Input ▸
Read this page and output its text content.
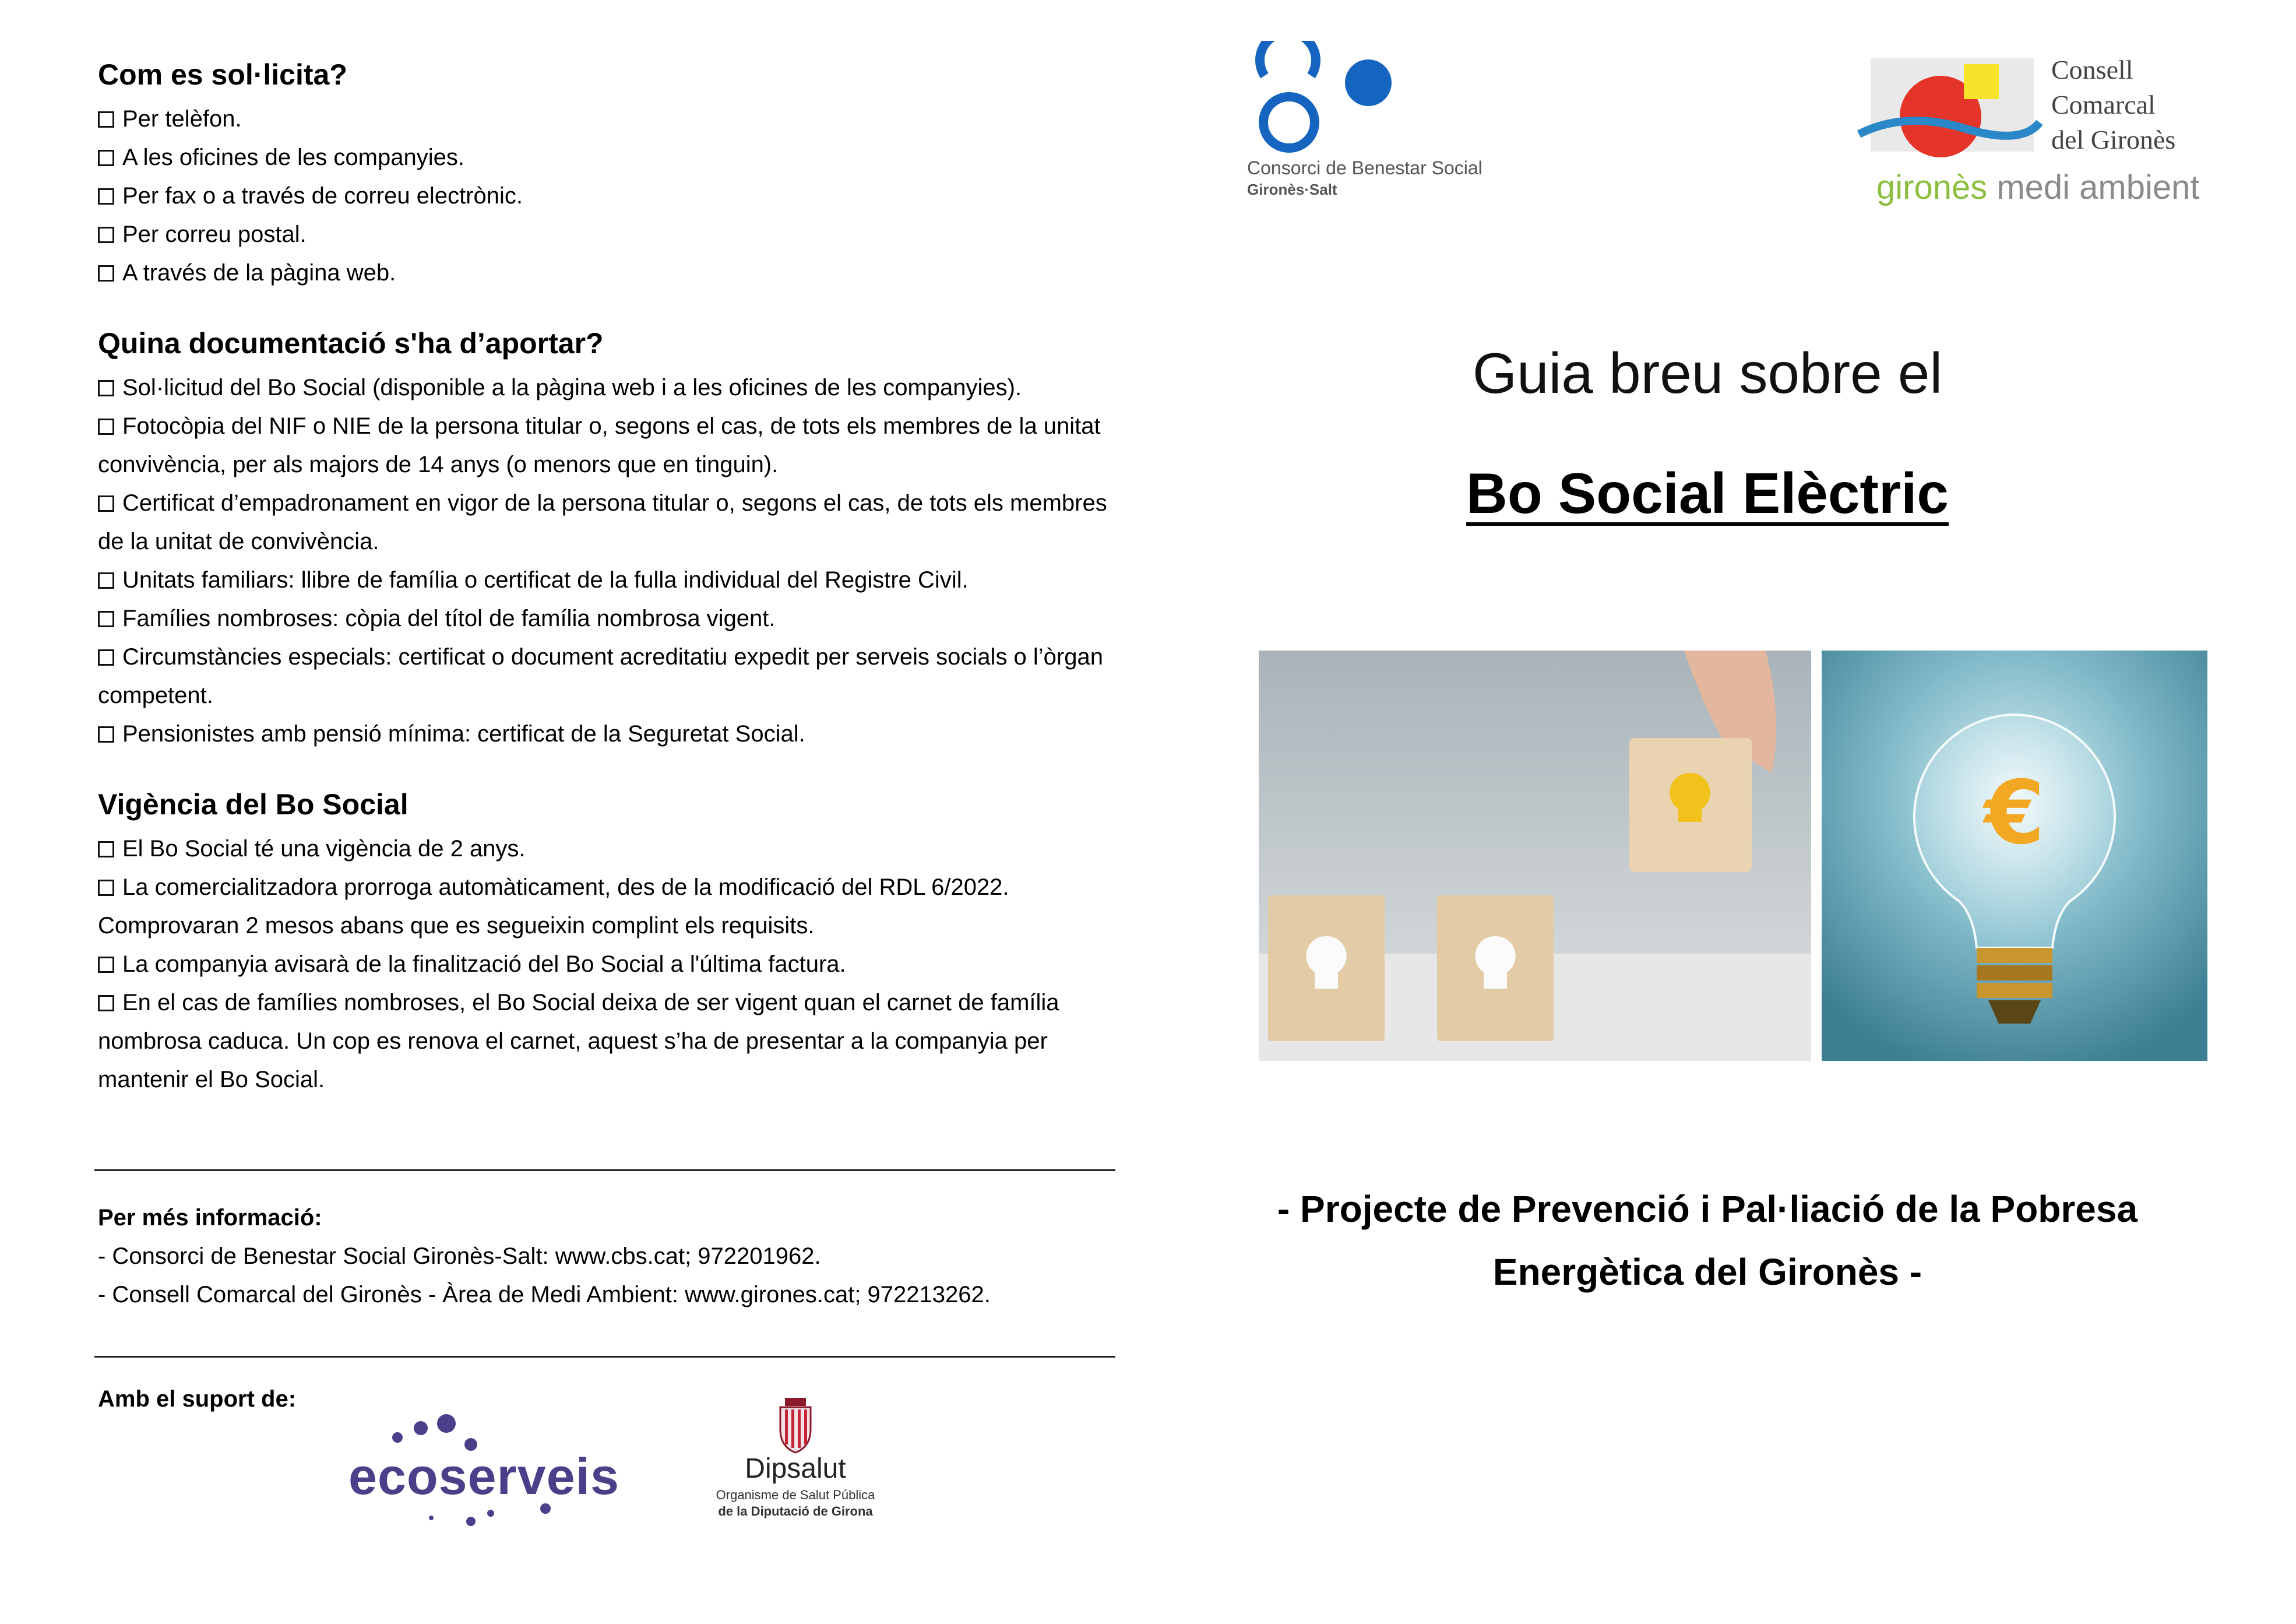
Com es sol·licita?
Per telèfon.
A les oficines de les companyies.
Per fax o a través de correu electrònic.
Per correu postal.
A través de la pàgina web.
Quina documentació s'ha d’aportar?
Sol·licitud del Bo Social (disponible a la pàgina web i a les oficines de les companyies).
Fotocòpia del NIF o NIE de la persona titular o, segons el cas, de tots els membres de la unitat convivència, per als majors de 14 anys (o menors que en tinguin).
Certificat d’empadronament en vigor de la persona titular o, segons el cas, de tots els membres de la unitat de convivència.
Unitats familiars: llibre de família o certificat de la fulla individual del Registre Civil.
Famílies nombroses: còpia del títol de família nombrosa vigent.
Circumstàncies especials: certificat o document acreditatiu expedit per serveis socials o l’òrgan competent.
Pensionistes amb pensió mínima: certificat de la Seguretat Social.
Vigència del Bo Social
El Bo Social té una vigència de 2 anys.
La comercialitzadora prorroga automàticament, des de la modificació del RDL 6/2022. Comprovaran 2 mesos abans que es segueixin complint els requisits.
La companyia avisarà de la finalització del Bo Social a l'última factura.
En el cas de famílies nombroses, el Bo Social deixa de ser vigent quan el carnet de família nombrosa caduca. Un cop es renova el carnet, aquest s’ha de presentar a la companyia per mantenir el Bo Social.
Per més informació:
- Consorci de Benestar Social Gironès-Salt: www.cbs.cat; 972201962.
- Consell Comarcal del Gironès - Àrea de Medi Ambient: www.girones.cat; 972213262.
Amb el suport de:
ecoserveis	Dipsalut
Organisme de Salut Pública
de la Diputació de Girona
Consorci de Benestar Social
Gironès·Salt
Consell
Comarcal
del Gironès
gironès medi ambient
Guia breu sobre el
Bo Social Elèctric
€
- Projecte de Prevenció i Pal·liació de la Pobresa
Energètica del Gironès -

Your task ▸ Report how many lines include the word "persona". Give nothing but the number.

Exercise output ▸ 2